La merendina del colegio, que tomábamos a media mañana, para ser más preciso entre 11:30 y 11:50, era casi siempre un bocadillo de queso manchego, hecho con pan del día anterior. Ramitos siempre llevaba jamón, que en su casa debía abundar. De hecho, su padre era el responsable del matadero municipal. Se traía el pernil en lonchas pequeñas, muy apretado y envuelto. Antes de entrar en clase compraba un chusco en la panadería de Modesto Lafuente para prepararse el sustento que zampaba en el recreo. Al bueno de Carlitos, casi dos metros de estatura, en sexto de bachillerato, todos los días le afanábamos su consabido bocadillo de fuagrás.

Era un entrar y salir constante, un subir y bajar escaleras incesante. Para dos pisos no me merecía la pena usar el ascensor ¡Menuda pérdida de tiempo! El gamberro de Ughino, cuando estaba de visita, lo hacía ascender con las puertas de la cabina abiertas, sujetando con la mano el correspondiente resorte mecánico del contacto eléctrico de seguridad. Dicen que los niños tienen ángel de la guarda. Será por eso que ahí sigue, dando guerra. Yo acometía los escalones de dos en dos en la subida y los saltaba de cuatro en cuatro en la bajada. Los vecinos nunca se quejaron, pero el estruendo era formidable. La escandalera crecía cuando ladrando me acompañaba Leo, nuestra perrilla. Había que sacar al animalejo a hacer sus necesidades, mejor diez que tres veces veces al día. Otro pretexto perfecto para desaparecer. No sé a quién le gustaba más garbearse si a nuestra chuchilla o a mí. Menuda pieza el susodicho suicida del ascensor. Si era él quien la llevaba a la calle, la ataba a una barandilla y se escondía detrás de la esquina para ver cómo reaccionaba el pobre animal. Conmigo siempre iba suelta y me esperaba junto al bordillo de la acera antes de cruzar cualquier calzada. Eso sí, si llovía frenaba en seco al salir del portal y me miraba como diciendo que, la calle, mejor para otro momento. A Cesítar lo adoraba, se derretía con él. Precisamente, con este amigote, iba yo casi todas las tardes a dar patadas a un balón a un descampado cercano, pomposamente llamado campo de los deportes. Con el tiempo, en ese solar construyeron un polideportivo.
· · · ·
▶ **Instrucciones**
Transcribe sin cambios el fragmento del texto del ejercicio comprendido entre "La merendina del" y "bocadillo de fuagrás.", ambos incluidos.
· · · ·
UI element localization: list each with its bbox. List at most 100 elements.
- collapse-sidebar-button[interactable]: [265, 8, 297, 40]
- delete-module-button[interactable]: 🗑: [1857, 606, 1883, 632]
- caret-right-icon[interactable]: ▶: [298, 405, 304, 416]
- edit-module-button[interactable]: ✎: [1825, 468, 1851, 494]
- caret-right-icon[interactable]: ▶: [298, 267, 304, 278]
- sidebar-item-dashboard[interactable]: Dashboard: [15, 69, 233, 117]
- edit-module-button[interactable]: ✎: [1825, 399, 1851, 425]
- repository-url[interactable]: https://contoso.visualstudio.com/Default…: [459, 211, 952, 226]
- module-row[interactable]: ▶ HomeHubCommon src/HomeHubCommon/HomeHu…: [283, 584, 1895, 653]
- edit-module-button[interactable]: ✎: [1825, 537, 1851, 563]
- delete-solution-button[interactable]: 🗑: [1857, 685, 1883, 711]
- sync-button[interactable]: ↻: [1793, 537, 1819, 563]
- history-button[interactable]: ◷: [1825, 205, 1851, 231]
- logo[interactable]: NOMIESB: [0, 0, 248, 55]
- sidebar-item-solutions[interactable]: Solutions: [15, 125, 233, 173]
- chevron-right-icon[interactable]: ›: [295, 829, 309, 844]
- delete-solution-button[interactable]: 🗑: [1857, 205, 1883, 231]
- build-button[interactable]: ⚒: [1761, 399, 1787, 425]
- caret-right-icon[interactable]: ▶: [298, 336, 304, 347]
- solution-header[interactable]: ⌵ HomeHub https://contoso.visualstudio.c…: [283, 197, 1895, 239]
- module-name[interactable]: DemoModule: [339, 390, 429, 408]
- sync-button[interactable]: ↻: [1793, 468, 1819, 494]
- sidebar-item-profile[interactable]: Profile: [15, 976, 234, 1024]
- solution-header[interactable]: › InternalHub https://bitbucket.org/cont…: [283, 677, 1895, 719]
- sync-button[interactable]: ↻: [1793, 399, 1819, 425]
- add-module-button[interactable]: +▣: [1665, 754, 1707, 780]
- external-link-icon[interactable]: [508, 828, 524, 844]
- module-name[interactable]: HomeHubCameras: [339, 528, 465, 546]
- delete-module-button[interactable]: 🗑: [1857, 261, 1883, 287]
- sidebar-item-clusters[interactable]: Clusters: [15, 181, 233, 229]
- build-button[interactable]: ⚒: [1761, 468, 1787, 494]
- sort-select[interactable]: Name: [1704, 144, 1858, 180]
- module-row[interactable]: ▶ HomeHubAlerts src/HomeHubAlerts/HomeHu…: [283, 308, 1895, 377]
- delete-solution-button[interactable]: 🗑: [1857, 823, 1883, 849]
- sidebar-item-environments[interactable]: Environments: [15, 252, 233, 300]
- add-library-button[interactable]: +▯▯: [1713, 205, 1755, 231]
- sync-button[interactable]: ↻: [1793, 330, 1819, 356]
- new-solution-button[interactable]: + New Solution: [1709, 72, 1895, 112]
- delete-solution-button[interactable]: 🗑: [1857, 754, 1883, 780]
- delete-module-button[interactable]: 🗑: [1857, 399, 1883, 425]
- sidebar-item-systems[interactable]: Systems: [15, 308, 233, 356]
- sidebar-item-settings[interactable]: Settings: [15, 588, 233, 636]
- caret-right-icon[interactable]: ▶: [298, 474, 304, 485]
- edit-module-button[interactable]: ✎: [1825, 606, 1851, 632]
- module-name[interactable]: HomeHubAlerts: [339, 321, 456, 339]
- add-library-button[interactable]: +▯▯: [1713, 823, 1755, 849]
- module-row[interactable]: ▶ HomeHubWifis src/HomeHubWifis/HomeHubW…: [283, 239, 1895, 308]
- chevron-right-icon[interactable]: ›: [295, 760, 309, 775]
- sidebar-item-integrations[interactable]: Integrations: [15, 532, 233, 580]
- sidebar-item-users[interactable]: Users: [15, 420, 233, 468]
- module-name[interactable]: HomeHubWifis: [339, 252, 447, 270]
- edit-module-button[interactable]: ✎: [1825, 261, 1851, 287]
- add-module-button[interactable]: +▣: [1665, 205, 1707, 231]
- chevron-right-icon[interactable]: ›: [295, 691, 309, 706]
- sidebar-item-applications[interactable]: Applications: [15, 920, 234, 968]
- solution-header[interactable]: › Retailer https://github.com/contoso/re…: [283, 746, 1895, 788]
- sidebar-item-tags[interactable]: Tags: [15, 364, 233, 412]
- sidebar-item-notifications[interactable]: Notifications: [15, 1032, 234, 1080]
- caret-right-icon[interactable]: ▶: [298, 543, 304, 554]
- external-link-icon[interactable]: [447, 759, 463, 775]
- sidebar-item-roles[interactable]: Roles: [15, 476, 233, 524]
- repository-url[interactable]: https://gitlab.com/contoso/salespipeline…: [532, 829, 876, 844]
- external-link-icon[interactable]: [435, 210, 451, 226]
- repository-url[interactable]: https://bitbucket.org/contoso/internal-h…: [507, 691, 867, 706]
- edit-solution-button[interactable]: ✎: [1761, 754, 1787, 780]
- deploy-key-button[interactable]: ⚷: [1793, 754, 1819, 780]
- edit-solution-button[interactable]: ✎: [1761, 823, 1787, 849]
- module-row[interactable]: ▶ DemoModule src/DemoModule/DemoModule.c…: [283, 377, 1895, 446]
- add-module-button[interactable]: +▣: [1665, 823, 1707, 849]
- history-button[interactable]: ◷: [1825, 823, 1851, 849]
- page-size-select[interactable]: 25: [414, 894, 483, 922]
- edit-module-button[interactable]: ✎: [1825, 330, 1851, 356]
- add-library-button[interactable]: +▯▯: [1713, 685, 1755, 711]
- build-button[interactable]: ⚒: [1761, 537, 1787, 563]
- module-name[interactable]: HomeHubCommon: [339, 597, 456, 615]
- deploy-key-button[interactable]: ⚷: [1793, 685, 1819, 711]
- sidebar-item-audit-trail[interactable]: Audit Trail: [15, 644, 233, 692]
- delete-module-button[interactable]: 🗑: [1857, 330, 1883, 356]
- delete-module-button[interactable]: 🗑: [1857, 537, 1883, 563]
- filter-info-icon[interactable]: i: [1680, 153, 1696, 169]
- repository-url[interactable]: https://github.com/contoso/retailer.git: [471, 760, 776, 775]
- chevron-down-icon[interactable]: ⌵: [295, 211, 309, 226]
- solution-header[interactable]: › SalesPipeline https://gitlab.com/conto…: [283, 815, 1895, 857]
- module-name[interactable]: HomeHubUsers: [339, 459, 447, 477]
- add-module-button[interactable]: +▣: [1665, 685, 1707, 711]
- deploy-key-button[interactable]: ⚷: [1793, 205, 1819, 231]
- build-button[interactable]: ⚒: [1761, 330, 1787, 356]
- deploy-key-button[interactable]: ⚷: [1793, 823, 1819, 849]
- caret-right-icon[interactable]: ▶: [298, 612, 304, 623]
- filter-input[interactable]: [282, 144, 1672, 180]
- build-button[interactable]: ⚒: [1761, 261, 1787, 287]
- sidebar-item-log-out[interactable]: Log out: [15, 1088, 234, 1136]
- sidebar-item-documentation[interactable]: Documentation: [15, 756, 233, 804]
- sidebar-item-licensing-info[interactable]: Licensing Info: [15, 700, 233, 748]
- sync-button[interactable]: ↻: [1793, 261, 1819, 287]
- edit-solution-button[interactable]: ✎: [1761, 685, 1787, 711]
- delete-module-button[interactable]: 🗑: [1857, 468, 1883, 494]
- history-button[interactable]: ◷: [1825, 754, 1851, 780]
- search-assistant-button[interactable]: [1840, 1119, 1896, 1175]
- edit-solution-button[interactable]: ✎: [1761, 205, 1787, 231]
· · · ·
▶ **Tu solución**
La merendina del colegio, que tomábamos a media mañana, para ser más preciso entre 11:30 y 11:50, era casi siempre un bocadillo de queso manchego, hecho con pan del día anterior. Ramitos siempre llevaba jamón, que en su casa debía abundar. De hecho, su padre era el responsable del matadero municipal. Se traía el pernil en lonchas pequeñas, muy apretado y envuelto. Antes de entrar en clase compraba un chusco en la panadería de Modesto Lafuente para prepararse el sustento que zampaba en el recreo. Al bueno de Carlitos, casi dos metros de estatura, en sexto de bachillerato, todos los días le afanábamos su consabido bocadillo de fuagrás.